Return the listing below in full, with every line exactly as it is.

DATA SHOWN
┌──

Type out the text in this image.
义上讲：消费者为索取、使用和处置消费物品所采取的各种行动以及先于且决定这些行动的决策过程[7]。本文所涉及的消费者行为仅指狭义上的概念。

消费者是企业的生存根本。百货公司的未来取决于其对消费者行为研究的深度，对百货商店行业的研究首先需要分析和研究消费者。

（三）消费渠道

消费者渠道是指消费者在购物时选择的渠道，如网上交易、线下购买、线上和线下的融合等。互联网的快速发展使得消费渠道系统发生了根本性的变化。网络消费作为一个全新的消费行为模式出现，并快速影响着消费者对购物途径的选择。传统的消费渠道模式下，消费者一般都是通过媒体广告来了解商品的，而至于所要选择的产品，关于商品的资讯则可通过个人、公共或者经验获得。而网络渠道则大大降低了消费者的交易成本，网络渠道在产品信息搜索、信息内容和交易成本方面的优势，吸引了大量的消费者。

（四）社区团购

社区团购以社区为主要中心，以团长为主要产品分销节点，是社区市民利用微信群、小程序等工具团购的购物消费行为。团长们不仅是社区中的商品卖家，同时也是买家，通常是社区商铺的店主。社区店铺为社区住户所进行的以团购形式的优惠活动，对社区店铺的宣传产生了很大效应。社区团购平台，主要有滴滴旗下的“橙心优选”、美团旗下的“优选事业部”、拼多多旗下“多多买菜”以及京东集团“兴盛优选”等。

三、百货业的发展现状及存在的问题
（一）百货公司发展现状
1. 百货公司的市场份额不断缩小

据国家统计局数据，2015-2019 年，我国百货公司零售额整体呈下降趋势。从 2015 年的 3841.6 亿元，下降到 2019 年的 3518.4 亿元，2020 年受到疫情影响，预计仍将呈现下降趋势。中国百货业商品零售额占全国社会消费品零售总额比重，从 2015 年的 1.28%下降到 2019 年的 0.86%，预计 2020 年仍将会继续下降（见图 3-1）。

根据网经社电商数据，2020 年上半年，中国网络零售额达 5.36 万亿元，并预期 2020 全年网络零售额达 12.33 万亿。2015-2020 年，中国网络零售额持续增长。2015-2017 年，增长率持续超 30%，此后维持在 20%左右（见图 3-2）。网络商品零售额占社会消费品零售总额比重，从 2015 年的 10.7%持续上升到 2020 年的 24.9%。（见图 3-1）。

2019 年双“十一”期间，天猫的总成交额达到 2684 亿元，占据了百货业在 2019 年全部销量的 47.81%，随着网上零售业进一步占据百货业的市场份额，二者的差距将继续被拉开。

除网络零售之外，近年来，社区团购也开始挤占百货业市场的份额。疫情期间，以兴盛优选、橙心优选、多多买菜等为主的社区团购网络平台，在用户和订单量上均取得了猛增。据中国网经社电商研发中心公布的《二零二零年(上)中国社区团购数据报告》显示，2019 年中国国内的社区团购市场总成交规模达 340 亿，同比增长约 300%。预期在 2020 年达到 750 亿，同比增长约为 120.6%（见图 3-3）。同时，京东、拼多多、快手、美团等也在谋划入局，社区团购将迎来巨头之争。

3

└──

TASK RESPONSE
Type out the text in this image.
义上讲：消费者为索取、使用和处置消费物品所采取的各种行动以及先于且决定这些行动的决策过程[7]。本文所涉及的消费者行为仅指狭义上的概念。

消费者是企业的生存根本。百货公司的未来取决于其对消费者行为研究的深度，对百货商店行业的研究首先需要分析和研究消费者。

（三）消费渠道

消费者渠道是指消费者在购物时选择的渠道，如网上交易、线下购买、线上和线下的融合等。互联网的快速发展使得消费渠道系统发生了根本性的变化。网络消费作为一个全新的消费行为模式出现，并快速影响着消费者对购物途径的选择。传统的消费渠道模式下，消费者一般都是通过媒体广告来了解商品的，而至于所要选择的产品，关于商品的资讯则可通过个人、公共或者经验获得。而网络渠道则大大降低了消费者的交易成本，网络渠道在产品信息搜索、信息内容和交易成本方面的优势，吸引了大量的消费者。

（四）社区团购

社区团购以社区为主要中心，以团长为主要产品分销节点，是社区市民利用微信群、小程序等工具团购的购物消费行为。团长们不仅是社区中的商品卖家，同时也是买家，通常是社区商铺的店主。社区店铺为社区住户所进行的以团购形式的优惠活动，对社区店铺的宣传产生了很大效应。社区团购平台，主要有滴滴旗下的“橙心优选”、美团旗下的“优选事业部”、拼多多旗下“多多买菜”以及京东集团“兴盛优选”等。

三、百货业的发展现状及存在的问题
（一）百货公司发展现状
1. 百货公司的市场份额不断缩小

据国家统计局数据，2015-2019 年，我国百货公司零售额整体呈下降趋势。从 2015 年的 3841.6 亿元，下降到 2019 年的 3518.4 亿元，2020 年受到疫情影响，预计仍将呈现下降趋势。中国百货业商品零售额占全国社会消费品零售总额比重，从 2015 年的 1.28%下降到 2019 年的 0.86%，预计 2020 年仍将会继续下降（见图 3-1）。

根据网经社电商数据，2020 年上半年，中国网络零售额达 5.36 万亿元，并预期 2020 全年网络零售额达 12.33 万亿。2015-2020 年，中国网络零售额持续增长。2015-2017 年，增长率持续超 30%，此后维持在 20%左右（见图 3-2）。网络商品零售额占社会消费品零售总额比重，从 2015 年的 10.7%持续上升到 2020 年的 24.9%。（见图 3-1）。

2019 年双“十一”期间，天猫的总成交额达到 2684 亿元，占据了百货业在 2019 年全部销量的 47.81%，随着网上零售业进一步占据百货业的市场份额，二者的差距将继续被拉开。

除网络零售之外，近年来，社区团购也开始挤占百货业市场的份额。疫情期间，以兴盛优选、橙心优选、多多买菜等为主的社区团购网络平台，在用户和订单量上均取得了猛增。据中国网经社电商研发中心公布的《二零二零年(上)中国社区团购数据报告》显示，2019 年中国国内的社区团购市场总成交规模达 340 亿，同比增长约 300%。预期在 2020 年达到 750 亿，同比增长约为 120.6%（见图 3-3）。同时，京东、拼多多、快手、美团等也在谋划入局，社区团购将迎来巨头之争。

3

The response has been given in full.